======== Source records

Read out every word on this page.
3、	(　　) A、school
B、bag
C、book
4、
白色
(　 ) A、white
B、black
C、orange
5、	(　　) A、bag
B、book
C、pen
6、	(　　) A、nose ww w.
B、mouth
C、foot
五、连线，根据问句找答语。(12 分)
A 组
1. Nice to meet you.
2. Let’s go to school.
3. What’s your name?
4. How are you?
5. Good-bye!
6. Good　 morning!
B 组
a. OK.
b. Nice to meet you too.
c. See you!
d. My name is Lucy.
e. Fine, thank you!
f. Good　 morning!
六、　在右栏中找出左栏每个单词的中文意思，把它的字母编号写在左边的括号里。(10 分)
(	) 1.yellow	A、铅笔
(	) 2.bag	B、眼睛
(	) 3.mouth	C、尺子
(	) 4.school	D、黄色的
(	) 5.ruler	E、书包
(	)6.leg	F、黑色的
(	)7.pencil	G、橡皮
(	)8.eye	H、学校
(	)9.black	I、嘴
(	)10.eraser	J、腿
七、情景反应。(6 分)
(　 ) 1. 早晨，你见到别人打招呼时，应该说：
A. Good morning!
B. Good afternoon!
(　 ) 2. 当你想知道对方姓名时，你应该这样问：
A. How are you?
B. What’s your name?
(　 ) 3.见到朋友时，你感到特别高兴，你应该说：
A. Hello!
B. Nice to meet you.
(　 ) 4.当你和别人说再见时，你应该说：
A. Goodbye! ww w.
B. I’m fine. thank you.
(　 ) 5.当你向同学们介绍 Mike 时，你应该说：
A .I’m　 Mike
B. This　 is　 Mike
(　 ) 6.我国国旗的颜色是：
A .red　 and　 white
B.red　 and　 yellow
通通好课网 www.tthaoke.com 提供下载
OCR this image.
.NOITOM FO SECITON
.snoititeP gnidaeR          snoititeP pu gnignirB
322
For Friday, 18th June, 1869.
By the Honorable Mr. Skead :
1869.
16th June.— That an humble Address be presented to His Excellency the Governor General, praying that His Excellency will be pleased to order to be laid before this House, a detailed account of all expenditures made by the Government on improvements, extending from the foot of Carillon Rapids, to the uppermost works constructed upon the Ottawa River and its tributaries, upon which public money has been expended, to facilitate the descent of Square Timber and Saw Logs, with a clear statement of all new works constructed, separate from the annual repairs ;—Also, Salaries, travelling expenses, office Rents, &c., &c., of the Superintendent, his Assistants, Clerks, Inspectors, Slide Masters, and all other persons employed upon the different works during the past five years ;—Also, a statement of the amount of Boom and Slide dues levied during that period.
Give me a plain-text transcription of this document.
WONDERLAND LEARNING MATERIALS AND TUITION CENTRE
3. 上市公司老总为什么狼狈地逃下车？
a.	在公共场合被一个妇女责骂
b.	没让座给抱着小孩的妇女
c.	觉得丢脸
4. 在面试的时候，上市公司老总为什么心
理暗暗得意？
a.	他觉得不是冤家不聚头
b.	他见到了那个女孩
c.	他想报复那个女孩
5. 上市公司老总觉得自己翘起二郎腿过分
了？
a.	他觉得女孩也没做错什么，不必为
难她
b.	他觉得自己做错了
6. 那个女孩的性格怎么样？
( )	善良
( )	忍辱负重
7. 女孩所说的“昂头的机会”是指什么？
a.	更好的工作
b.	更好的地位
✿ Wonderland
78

================

Only the count is needed: the number of lines in the data that include the word "meet".

The completed task:
3